== TASK OBJECTIVE ==
The entries need to be copied exactly.

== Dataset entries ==

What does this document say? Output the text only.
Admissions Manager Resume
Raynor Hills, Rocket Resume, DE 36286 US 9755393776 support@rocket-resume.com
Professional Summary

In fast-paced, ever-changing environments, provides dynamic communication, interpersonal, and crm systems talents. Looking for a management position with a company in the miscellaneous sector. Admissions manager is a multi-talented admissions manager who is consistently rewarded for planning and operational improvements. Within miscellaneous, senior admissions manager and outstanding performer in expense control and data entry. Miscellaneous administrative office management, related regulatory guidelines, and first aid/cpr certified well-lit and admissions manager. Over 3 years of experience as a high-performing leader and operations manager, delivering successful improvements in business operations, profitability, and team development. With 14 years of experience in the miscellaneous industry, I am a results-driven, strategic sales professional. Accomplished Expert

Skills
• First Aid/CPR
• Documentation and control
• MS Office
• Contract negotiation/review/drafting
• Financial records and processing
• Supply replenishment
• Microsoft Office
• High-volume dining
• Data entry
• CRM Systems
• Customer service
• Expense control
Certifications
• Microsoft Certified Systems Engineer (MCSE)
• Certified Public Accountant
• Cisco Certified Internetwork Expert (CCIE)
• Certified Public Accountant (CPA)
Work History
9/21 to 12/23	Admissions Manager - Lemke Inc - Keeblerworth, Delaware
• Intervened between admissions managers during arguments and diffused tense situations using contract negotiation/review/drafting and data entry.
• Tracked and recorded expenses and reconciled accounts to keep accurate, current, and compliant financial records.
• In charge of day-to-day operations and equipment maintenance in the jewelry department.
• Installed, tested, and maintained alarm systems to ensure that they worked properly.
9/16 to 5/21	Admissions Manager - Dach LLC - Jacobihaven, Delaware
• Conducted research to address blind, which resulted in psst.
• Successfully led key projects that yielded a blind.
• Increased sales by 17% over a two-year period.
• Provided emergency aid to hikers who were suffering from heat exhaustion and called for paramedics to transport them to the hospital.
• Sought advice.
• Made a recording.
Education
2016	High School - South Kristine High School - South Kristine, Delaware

== THE COMPLETED TASK ==
What does this document say? Output the text only.
Admissions Manager Resume
Raynor Hills, Rocket Resume, DE 36286 US 9755393776 support@rocket-resume.com
Professional Summary

In fast-paced, ever-changing environments, provides dynamic communication, interpersonal, and crm systems talents. Looking for a management position with a company in the miscellaneous sector. Admissions manager is a multi-talented admissions manager who is consistently rewarded for planning and operational improvements. Within miscellaneous, senior admissions manager and outstanding performer in expense control and data entry. Miscellaneous administrative office management, related regulatory guidelines, and first aid/cpr certified well-lit and admissions manager. Over 3 years of experience as a high-performing leader and operations manager, delivering successful improvements in business operations, profitability, and team development. With 14 years of experience in the miscellaneous industry, I am a results-driven, strategic sales professional. Accomplished Expert

Skills
• First Aid/CPR
• Documentation and control
• MS Office
• Contract negotiation/review/drafting
• Financial records and processing
• Supply replenishment
• Microsoft Office
• High-volume dining
• Data entry
• CRM Systems
• Customer service
• Expense control
Certifications
• Microsoft Certified Systems Engineer (MCSE)
• Certified Public Accountant
• Cisco Certified Internetwork Expert (CCIE)
• Certified Public Accountant (CPA)
Work History
9/21 to 12/23	Admissions Manager - Lemke Inc - Keeblerworth, Delaware
• Intervened between admissions managers during arguments and diffused tense situations using contract negotiation/review/drafting and data entry.
• Tracked and recorded expenses and reconciled accounts to keep accurate, current, and compliant financial records.
• In charge of day-to-day operations and equipment maintenance in the jewelry department.
• Installed, tested, and maintained alarm systems to ensure that they worked properly.
9/16 to 5/21	Admissions Manager - Dach LLC - Jacobihaven, Delaware
• Conducted research to address blind, which resulted in psst.
• Successfully led key projects that yielded a blind.
• Increased sales by 17% over a two-year period.
• Provided emergency aid to hikers who were suffering from heat exhaustion and called for paramedics to transport them to the hospital.
• Sought advice.
• Made a recording.
Education
2016	High School - South Kristine High School - South Kristine, Delaware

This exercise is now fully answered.